▶ [THE REQUEST]: Take every line from the material that has the word "무능함까지" in it.

Dataset entries:

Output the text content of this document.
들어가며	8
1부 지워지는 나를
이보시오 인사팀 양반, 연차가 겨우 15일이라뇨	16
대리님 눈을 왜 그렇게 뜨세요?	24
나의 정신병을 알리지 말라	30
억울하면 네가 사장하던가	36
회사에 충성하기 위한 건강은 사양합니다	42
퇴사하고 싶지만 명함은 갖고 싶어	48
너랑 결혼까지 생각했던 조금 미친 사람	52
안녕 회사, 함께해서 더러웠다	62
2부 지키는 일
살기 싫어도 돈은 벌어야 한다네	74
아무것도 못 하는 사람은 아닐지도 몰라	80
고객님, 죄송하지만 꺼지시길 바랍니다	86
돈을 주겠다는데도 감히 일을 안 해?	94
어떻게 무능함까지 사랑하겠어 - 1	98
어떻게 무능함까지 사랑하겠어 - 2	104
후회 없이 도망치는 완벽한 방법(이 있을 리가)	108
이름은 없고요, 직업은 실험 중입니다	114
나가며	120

▶ [SOLUTION FOR THIS PROBLEM]:
어떻게 무능함까지 사랑하겠어 - 1	98
어떻게 무능함까지 사랑하겠어 - 2	104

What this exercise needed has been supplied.